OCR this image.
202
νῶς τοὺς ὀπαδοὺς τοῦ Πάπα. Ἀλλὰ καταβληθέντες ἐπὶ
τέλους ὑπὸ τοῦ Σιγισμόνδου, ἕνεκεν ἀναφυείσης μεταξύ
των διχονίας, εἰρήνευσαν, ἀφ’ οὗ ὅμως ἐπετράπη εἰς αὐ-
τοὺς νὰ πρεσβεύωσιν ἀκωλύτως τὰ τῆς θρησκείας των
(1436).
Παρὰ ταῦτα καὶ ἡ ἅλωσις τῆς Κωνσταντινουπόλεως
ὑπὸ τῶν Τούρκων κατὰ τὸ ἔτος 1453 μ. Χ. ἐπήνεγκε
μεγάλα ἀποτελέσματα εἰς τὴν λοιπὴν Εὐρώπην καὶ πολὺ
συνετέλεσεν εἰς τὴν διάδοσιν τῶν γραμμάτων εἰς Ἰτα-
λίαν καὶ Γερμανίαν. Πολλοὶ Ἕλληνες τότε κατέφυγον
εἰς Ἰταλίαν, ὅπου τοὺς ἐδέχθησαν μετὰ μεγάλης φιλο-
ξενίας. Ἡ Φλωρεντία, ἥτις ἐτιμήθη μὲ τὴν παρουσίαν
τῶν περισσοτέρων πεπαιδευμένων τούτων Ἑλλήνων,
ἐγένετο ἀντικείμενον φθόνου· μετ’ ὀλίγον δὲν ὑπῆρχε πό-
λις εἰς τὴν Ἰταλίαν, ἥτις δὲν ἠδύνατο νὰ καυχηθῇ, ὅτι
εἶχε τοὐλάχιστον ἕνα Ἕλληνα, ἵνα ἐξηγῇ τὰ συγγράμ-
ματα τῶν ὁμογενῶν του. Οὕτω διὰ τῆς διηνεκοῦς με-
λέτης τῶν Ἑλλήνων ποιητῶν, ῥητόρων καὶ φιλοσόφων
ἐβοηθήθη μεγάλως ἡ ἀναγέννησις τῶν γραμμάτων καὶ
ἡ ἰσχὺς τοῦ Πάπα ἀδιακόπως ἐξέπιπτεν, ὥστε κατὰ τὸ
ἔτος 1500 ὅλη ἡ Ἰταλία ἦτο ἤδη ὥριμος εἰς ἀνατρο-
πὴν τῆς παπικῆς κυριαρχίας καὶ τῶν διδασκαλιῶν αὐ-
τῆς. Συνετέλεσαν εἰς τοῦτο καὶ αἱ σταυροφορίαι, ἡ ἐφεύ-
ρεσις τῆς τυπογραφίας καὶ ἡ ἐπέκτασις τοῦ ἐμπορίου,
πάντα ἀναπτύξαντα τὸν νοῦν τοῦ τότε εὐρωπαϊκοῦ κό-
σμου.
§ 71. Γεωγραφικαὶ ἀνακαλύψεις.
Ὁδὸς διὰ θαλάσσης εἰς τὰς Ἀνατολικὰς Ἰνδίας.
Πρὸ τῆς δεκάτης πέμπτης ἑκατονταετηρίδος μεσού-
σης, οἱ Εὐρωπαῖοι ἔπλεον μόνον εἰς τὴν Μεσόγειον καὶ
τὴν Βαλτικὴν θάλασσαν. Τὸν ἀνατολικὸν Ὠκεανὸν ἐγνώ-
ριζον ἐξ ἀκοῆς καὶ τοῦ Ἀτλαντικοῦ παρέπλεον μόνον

----

TASK TO COMPLETE: Write out every line from the records above, word for word.

THE OUTPUT:
OCR this image.
202
νῶς τοὺς ὀπαδοὺς τοῦ Πάπα. Ἀλλὰ καταβληθέντες ἐπὶ
τέλους ὑπὸ τοῦ Σιγισμόνδου, ἕνεκεν ἀναφυείσης μεταξύ
των διχονίας, εἰρήνευσαν, ἀφ’ οὗ ὅμως ἐπετράπη εἰς αὐ-
τοὺς νὰ πρεσβεύωσιν ἀκωλύτως τὰ τῆς θρησκείας των
(1436).
Παρὰ ταῦτα καὶ ἡ ἅλωσις τῆς Κωνσταντινουπόλεως
ὑπὸ τῶν Τούρκων κατὰ τὸ ἔτος 1453 μ. Χ. ἐπήνεγκε
μεγάλα ἀποτελέσματα εἰς τὴν λοιπὴν Εὐρώπην καὶ πολὺ
συνετέλεσεν εἰς τὴν διάδοσιν τῶν γραμμάτων εἰς Ἰτα-
λίαν καὶ Γερμανίαν. Πολλοὶ Ἕλληνες τότε κατέφυγον
εἰς Ἰταλίαν, ὅπου τοὺς ἐδέχθησαν μετὰ μεγάλης φιλο-
ξενίας. Ἡ Φλωρεντία, ἥτις ἐτιμήθη μὲ τὴν παρουσίαν
τῶν περισσοτέρων πεπαιδευμένων τούτων Ἑλλήνων,
ἐγένετο ἀντικείμενον φθόνου· μετ’ ὀλίγον δὲν ὑπῆρχε πό-
λις εἰς τὴν Ἰταλίαν, ἥτις δὲν ἠδύνατο νὰ καυχηθῇ, ὅτι
εἶχε τοὐλάχιστον ἕνα Ἕλληνα, ἵνα ἐξηγῇ τὰ συγγράμ-
ματα τῶν ὁμογενῶν του. Οὕτω διὰ τῆς διηνεκοῦς με-
λέτης τῶν Ἑλλήνων ποιητῶν, ῥητόρων καὶ φιλοσόφων
ἐβοηθήθη μεγάλως ἡ ἀναγέννησις τῶν γραμμάτων καὶ
ἡ ἰσχὺς τοῦ Πάπα ἀδιακόπως ἐξέπιπτεν, ὥστε κατὰ τὸ
ἔτος 1500 ὅλη ἡ Ἰταλία ἦτο ἤδη ὥριμος εἰς ἀνατρο-
πὴν τῆς παπικῆς κυριαρχίας καὶ τῶν διδασκαλιῶν αὐ-
τῆς. Συνετέλεσαν εἰς τοῦτο καὶ αἱ σταυροφορίαι, ἡ ἐφεύ-
ρεσις τῆς τυπογραφίας καὶ ἡ ἐπέκτασις τοῦ ἐμπορίου,
πάντα ἀναπτύξαντα τὸν νοῦν τοῦ τότε εὐρωπαϊκοῦ κό-
σμου.
§ 71. Γεωγραφικαὶ ἀνακαλύψεις.
Ὁδὸς διὰ θαλάσσης εἰς τὰς Ἀνατολικὰς Ἰνδίας.
Πρὸ τῆς δεκάτης πέμπτης ἑκατονταετηρίδος μεσού-
σης, οἱ Εὐρωπαῖοι ἔπλεον μόνον εἰς τὴν Μεσόγειον καὶ
τὴν Βαλτικὴν θάλασσαν. Τὸν ἀνατολικὸν Ὠκεανὸν ἐγνώ-
ριζον ἐξ ἀκοῆς καὶ τοῦ Ἀτλαντικοῦ παρέπλεον μόνον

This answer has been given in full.